Stated exercise: Retype the records that come next, word for word.

==== The records ====

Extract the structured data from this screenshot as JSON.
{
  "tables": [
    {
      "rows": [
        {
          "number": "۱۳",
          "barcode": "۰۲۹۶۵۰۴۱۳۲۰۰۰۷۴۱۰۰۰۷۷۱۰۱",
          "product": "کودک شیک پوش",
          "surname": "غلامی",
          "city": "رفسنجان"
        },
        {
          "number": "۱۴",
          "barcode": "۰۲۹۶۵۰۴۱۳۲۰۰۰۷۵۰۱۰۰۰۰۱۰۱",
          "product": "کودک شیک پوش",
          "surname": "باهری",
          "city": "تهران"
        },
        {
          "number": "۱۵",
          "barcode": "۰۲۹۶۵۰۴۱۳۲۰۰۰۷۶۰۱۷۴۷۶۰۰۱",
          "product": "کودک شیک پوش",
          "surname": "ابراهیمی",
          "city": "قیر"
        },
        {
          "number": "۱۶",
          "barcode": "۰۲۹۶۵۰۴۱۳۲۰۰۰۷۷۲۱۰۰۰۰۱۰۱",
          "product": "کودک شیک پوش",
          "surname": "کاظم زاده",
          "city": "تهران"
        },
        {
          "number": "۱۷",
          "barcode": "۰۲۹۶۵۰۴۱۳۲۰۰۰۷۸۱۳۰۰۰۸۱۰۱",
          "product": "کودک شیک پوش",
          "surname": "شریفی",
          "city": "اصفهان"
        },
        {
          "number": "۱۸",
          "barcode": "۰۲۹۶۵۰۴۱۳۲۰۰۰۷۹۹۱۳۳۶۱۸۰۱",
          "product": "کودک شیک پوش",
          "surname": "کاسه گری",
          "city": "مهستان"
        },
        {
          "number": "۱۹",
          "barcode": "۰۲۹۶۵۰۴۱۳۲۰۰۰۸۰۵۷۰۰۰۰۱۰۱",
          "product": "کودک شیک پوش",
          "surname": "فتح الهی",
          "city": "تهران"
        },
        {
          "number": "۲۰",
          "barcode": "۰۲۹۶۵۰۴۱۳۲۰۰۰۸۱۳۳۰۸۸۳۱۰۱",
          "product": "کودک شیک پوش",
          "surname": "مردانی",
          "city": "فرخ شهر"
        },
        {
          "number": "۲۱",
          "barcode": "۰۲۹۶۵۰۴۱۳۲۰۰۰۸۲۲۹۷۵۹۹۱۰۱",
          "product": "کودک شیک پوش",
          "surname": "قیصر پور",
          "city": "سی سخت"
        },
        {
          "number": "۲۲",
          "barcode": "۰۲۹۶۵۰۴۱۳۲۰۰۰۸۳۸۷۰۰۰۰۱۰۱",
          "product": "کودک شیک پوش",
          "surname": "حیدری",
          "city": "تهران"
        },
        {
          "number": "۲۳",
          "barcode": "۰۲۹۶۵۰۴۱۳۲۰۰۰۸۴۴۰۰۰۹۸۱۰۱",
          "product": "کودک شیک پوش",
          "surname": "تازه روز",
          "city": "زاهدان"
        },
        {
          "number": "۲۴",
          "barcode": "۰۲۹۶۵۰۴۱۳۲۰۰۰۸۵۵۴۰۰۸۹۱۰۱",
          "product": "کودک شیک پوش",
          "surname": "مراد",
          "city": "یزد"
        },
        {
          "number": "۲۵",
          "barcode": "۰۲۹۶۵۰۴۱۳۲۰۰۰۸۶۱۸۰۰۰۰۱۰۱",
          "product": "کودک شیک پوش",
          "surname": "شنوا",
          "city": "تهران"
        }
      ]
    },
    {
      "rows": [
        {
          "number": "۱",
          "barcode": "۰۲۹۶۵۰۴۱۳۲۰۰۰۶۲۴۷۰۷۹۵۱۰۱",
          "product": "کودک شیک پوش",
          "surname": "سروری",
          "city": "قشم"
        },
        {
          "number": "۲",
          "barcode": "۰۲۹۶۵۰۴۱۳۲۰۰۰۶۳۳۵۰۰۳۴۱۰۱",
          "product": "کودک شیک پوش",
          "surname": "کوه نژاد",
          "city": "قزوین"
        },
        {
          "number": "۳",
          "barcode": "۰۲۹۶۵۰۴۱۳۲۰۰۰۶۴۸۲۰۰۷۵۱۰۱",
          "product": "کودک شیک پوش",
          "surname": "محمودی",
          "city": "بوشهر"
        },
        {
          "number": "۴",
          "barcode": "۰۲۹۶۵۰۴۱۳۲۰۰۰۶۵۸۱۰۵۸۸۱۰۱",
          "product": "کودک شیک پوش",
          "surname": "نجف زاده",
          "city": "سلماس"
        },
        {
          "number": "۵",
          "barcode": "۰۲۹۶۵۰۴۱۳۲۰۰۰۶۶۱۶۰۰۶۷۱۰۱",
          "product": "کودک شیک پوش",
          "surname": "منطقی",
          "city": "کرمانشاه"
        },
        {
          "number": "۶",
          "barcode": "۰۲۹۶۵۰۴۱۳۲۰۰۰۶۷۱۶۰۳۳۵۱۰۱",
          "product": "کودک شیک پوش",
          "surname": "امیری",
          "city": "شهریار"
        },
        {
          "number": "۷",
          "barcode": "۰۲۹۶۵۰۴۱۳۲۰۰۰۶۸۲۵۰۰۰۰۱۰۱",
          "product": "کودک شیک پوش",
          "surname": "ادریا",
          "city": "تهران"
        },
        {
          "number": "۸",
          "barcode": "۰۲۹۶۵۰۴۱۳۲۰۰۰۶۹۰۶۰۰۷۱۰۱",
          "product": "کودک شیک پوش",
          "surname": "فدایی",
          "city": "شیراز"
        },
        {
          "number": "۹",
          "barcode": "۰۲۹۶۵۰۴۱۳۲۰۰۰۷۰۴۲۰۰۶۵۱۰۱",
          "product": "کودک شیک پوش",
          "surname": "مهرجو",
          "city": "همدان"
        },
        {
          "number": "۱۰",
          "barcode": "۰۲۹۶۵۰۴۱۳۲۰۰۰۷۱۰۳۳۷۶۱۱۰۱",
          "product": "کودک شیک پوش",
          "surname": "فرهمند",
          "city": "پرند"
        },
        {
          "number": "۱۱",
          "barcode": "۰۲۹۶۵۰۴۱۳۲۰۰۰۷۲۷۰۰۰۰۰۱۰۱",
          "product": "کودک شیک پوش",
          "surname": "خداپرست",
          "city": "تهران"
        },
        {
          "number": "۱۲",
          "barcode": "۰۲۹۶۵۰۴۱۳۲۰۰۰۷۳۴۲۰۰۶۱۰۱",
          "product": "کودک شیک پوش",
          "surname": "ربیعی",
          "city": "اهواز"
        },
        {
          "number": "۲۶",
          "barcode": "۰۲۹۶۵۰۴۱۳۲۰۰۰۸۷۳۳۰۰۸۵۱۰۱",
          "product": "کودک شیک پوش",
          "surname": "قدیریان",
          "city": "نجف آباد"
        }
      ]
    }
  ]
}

====

Result below:
Extract the structured data from this screenshot as JSON.
{
  "tables": [
    {
      "rows": [
        {
          "number": "۱۳",
          "barcode": "۰۲۹۶۵۰۴۱۳۲۰۰۰۷۴۱۰۰۰۷۷۱۰۱",
          "product": "کودک شیک پوش",
          "surname": "غلامی",
          "city": "رفسنجان"
        },
        {
          "number": "۱۴",
          "barcode": "۰۲۹۶۵۰۴۱۳۲۰۰۰۷۵۰۱۰۰۰۰۱۰۱",
          "product": "کودک شیک پوش",
          "surname": "باهری",
          "city": "تهران"
        },
        {
          "number": "۱۵",
          "barcode": "۰۲۹۶۵۰۴۱۳۲۰۰۰۷۶۰۱۷۴۷۶۰۰۱",
          "product": "کودک شیک پوش",
          "surname": "ابراهیمی",
          "city": "قیر"
        },
        {
          "number": "۱۶",
          "barcode": "۰۲۹۶۵۰۴۱۳۲۰۰۰۷۷۲۱۰۰۰۰۱۰۱",
          "product": "کودک شیک پوش",
          "surname": "کاظم زاده",
          "city": "تهران"
        },
        {
          "number": "۱۷",
          "barcode": "۰۲۹۶۵۰۴۱۳۲۰۰۰۷۸۱۳۰۰۰۸۱۰۱",
          "product": "کودک شیک پوش",
          "surname": "شریفی",
          "city": "اصفهان"
        },
        {
          "number": "۱۸",
          "barcode": "۰۲۹۶۵۰۴۱۳۲۰۰۰۷۹۹۱۳۳۶۱۸۰۱",
          "product": "کودک شیک پوش",
          "surname": "کاسه گری",
          "city": "مهستان"
        },
        {
          "number": "۱۹",
          "barcode": "۰۲۹۶۵۰۴۱۳۲۰۰۰۸۰۵۷۰۰۰۰۱۰۱",
          "product": "کودک شیک پوش",
          "surname": "فتح الهی",
          "city": "تهران"
        },
        {
          "number": "۲۰",
          "barcode": "۰۲۹۶۵۰۴۱۳۲۰۰۰۸۱۳۳۰۸۸۳۱۰۱",
          "product": "کودک شیک پوش",
          "surname": "مردانی",
          "city": "فرخ شهر"
        },
        {
          "number": "۲۱",
          "barcode": "۰۲۹۶۵۰۴۱۳۲۰۰۰۸۲۲۹۷۵۹۹۱۰۱",
          "product": "کودک شیک پوش",
          "surname": "قیصر پور",
          "city": "سی سخت"
        },
        {
          "number": "۲۲",
          "barcode": "۰۲۹۶۵۰۴۱۳۲۰۰۰۸۳۸۷۰۰۰۰۱۰۱",
          "product": "کودک شیک پوش",
          "surname": "حیدری",
          "city": "تهران"
        },
        {
          "number": "۲۳",
          "barcode": "۰۲۹۶۵۰۴۱۳۲۰۰۰۸۴۴۰۰۰۹۸۱۰۱",
          "product": "کودک شیک پوش",
          "surname": "تازه روز",
          "city": "زاهدان"
        },
        {
          "number": "۲۴",
          "barcode": "۰۲۹۶۵۰۴۱۳۲۰۰۰۸۵۵۴۰۰۸۹۱۰۱",
          "product": "کودک شیک پوش",
          "surname": "مراد",
          "city": "یزد"
        },
        {
          "number": "۲۵",
          "barcode": "۰۲۹۶۵۰۴۱۳۲۰۰۰۸۶۱۸۰۰۰۰۱۰۱",
          "product": "کودک شیک پوش",
          "surname": "شنوا",
          "city": "تهران"
        }
      ]
    },
    {
      "rows": [
        {
          "number": "۱",
          "barcode": "۰۲۹۶۵۰۴۱۳۲۰۰۰۶۲۴۷۰۷۹۵۱۰۱",
          "product": "کودک شیک پوش",
          "surname": "سروری",
          "city": "قشم"
        },
        {
          "number": "۲",
          "barcode": "۰۲۹۶۵۰۴۱۳۲۰۰۰۶۳۳۵۰۰۳۴۱۰۱",
          "product": "کودک شیک پوش",
          "surname": "کوه نژاد",
          "city": "قزوین"
        },
        {
          "number": "۳",
          "barcode": "۰۲۹۶۵۰۴۱۳۲۰۰۰۶۴۸۲۰۰۷۵۱۰۱",
          "product": "کودک شیک پوش",
          "surname": "محمودی",
          "city": "بوشهر"
        },
        {
          "number": "۴",
          "barcode": "۰۲۹۶۵۰۴۱۳۲۰۰۰۶۵۸۱۰۵۸۸۱۰۱",
          "product": "کودک شیک پوش",
          "surname": "نجف زاده",
          "city": "سلماس"
        },
        {
          "number": "۵",
          "barcode": "۰۲۹۶۵۰۴۱۳۲۰۰۰۶۶۱۶۰۰۶۷۱۰۱",
          "product": "کودک شیک پوش",
          "surname": "منطقی",
          "city": "کرمانشاه"
        },
        {
          "number": "۶",
          "barcode": "۰۲۹۶۵۰۴۱۳۲۰۰۰۶۷۱۶۰۳۳۵۱۰۱",
          "product": "کودک شیک پوش",
          "surname": "امیری",
          "city": "شهریار"
        },
        {
          "number": "۷",
          "barcode": "۰۲۹۶۵۰۴۱۳۲۰۰۰۶۸۲۵۰۰۰۰۱۰۱",
          "product": "کودک شیک پوش",
          "surname": "ادریا",
          "city": "تهران"
        },
        {
          "number": "۸",
          "barcode": "۰۲۹۶۵۰۴۱۳۲۰۰۰۶۹۰۶۰۰۷۱۰۱",
          "product": "کودک شیک پوش",
          "surname": "فدایی",
          "city": "شیراز"
        },
        {
          "number": "۹",
          "barcode": "۰۲۹۶۵۰۴۱۳۲۰۰۰۷۰۴۲۰۰۶۵۱۰۱",
          "product": "کودک شیک پوش",
          "surname": "مهرجو",
          "city": "همدان"
        },
        {
          "number": "۱۰",
          "barcode": "۰۲۹۶۵۰۴۱۳۲۰۰۰۷۱۰۳۳۷۶۱۱۰۱",
          "product": "کودک شیک پوش",
          "surname": "فرهمند",
          "city": "پرند"
        },
        {
          "number": "۱۱",
          "barcode": "۰۲۹۶۵۰۴۱۳۲۰۰۰۷۲۷۰۰۰۰۰۱۰۱",
          "product": "کودک شیک پوش",
          "surname": "خداپرست",
          "city": "تهران"
        },
        {
          "number": "۱۲",
          "barcode": "۰۲۹۶۵۰۴۱۳۲۰۰۰۷۳۴۲۰۰۶۱۰۱",
          "product": "کودک شیک پوش",
          "surname": "ربیعی",
          "city": "اهواز"
        },
        {
          "number": "۲۶",
          "barcode": "۰۲۹۶۵۰۴۱۳۲۰۰۰۸۷۳۳۰۰۸۵۱۰۱",
          "product": "کودک شیک پوش",
          "surname": "قدیریان",
          "city": "نجف آباد"
        }
      ]
    }
  ]
}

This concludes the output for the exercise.